# TASK PROMPT
Entries follow. Set all of them down as they stand.

# DATASET CONTENT
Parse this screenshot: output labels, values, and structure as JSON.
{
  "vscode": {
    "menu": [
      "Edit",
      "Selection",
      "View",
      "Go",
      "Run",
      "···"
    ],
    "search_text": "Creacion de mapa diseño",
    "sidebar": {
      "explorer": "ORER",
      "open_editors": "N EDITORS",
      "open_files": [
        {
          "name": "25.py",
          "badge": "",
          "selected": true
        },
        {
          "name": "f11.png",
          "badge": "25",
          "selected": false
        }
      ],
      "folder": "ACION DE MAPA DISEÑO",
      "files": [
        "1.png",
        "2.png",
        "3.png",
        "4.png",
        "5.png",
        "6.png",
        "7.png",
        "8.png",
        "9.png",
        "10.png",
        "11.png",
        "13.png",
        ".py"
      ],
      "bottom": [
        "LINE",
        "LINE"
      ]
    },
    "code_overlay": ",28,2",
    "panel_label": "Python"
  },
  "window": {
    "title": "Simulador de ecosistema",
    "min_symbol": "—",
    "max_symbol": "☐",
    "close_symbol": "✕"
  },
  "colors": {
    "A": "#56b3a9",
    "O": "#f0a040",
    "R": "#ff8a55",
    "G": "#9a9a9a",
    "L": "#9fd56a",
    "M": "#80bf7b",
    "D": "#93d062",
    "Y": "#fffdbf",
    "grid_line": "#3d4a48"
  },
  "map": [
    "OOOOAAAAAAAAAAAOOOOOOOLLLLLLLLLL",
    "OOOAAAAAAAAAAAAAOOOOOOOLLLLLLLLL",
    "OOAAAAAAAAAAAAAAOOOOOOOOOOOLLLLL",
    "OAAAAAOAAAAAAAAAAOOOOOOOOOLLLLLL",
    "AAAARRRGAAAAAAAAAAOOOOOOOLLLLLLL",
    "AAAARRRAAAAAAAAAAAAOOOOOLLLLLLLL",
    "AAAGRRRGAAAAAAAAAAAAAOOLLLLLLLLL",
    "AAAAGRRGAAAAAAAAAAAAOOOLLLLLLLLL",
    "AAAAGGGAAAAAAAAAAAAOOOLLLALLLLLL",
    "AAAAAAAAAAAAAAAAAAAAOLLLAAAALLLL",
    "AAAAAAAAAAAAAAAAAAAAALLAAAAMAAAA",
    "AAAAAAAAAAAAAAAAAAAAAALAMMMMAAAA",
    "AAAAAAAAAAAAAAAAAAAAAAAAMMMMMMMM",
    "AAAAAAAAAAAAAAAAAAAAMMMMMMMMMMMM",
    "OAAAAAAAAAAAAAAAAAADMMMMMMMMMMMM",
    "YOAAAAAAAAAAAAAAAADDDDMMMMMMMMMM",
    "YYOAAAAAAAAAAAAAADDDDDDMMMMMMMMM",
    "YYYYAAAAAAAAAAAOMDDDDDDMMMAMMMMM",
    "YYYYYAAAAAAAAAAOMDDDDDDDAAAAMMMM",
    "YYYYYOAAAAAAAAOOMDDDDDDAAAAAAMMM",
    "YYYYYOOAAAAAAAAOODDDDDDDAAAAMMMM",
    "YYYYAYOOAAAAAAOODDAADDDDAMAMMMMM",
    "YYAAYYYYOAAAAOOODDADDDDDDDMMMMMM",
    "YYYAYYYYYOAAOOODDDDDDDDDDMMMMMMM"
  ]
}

# PROBLEM SOLUTION
Parse this screenshot: output labels, values, and structure as JSON.
{
  "vscode": {
    "menu": [
      "Edit",
      "Selection",
      "View",
      "Go",
      "Run",
      "···"
    ],
    "search_text": "Creacion de mapa diseño",
    "sidebar": {
      "explorer": "ORER",
      "open_editors": "N EDITORS",
      "open_files": [
        {
          "name": "25.py",
          "badge": "",
          "selected": true
        },
        {
          "name": "f11.png",
          "badge": "25",
          "selected": false
        }
      ],
      "folder": "ACION DE MAPA DISEÑO",
      "files": [
        "1.png",
        "2.png",
        "3.png",
        "4.png",
        "5.png",
        "6.png",
        "7.png",
        "8.png",
        "9.png",
        "10.png",
        "11.png",
        "13.png",
        ".py"
      ],
      "bottom": [
        "LINE",
        "LINE"
      ]
    },
    "code_overlay": ",28,2",
    "panel_label": "Python"
  },
  "window": {
    "title": "Simulador de ecosistema",
    "min_symbol": "—",
    "max_symbol": "☐",
    "close_symbol": "✕"
  },
  "colors": {
    "A": "#56b3a9",
    "O": "#f0a040",
    "R": "#ff8a55",
    "G": "#9a9a9a",
    "L": "#9fd56a",
    "M": "#80bf7b",
    "D": "#93d062",
    "Y": "#fffdbf",
    "grid_line": "#3d4a48"
  },
  "map": [
    "OOOOAAAAAAAAAAAOOOOOOOLLLLLLLLLL",
    "OOOAAAAAAAAAAAAAOOOOOOOLLLLLLLLL",
    "OOAAAAAAAAAAAAAAOOOOOOOOOOOLLLLL",
    "OAAAAAOAAAAAAAAAAOOOOOOOOOLLLLLL",
    "AAAARRRGAAAAAAAAAAOOOOOOOLLLLLLL",
    "AAAARRRAAAAAAAAAAAAOOOOOLLLLLLLL",
    "AAAGRRRGAAAAAAAAAAAAAOOLLLLLLLLL",
    "AAAAGRRGAAAAAAAAAAAAOOOLLLLLLLLL",
    "AAAAGGGAAAAAAAAAAAAOOOLLLALLLLLL",
    "AAAAAAAAAAAAAAAAAAAAOLLLAAAALLLL",
    "AAAAAAAAAAAAAAAAAAAAALLAAAAMAAAA",
    "AAAAAAAAAAAAAAAAAAAAAALAMMMMAAAA",
    "AAAAAAAAAAAAAAAAAAAAAAAAMMMMMMMM",
    "AAAAAAAAAAAAAAAAAAAAMMMMMMMMMMMM",
    "OAAAAAAAAAAAAAAAAAADMMMMMMMMMMMM",
    "YOAAAAAAAAAAAAAAAADDDDMMMMMMMMMM",
    "YYOAAAAAAAAAAAAAADDDDDDMMMMMMMMM",
    "YYYYAAAAAAAAAAAOMDDDDDDMMMAMMMMM",
    "YYYYYAAAAAAAAAAOMDDDDDDDAAAAMMMM",
    "YYYYYOAAAAAAAAOOMDDDDDDAAAAAAMMM",
    "YYYYYOOAAAAAAAAOODDDDDDDAAAAMMMM",
    "YYYYAYOOAAAAAAOODDAADDDDAMAMMMMM",
    "YYAAYYYYOAAAAOOODDADDDDDDDMMMMMM",
    "YYYAYYYYYOAAOOODDDDDDDDDDMMMMMMM"
  ]
}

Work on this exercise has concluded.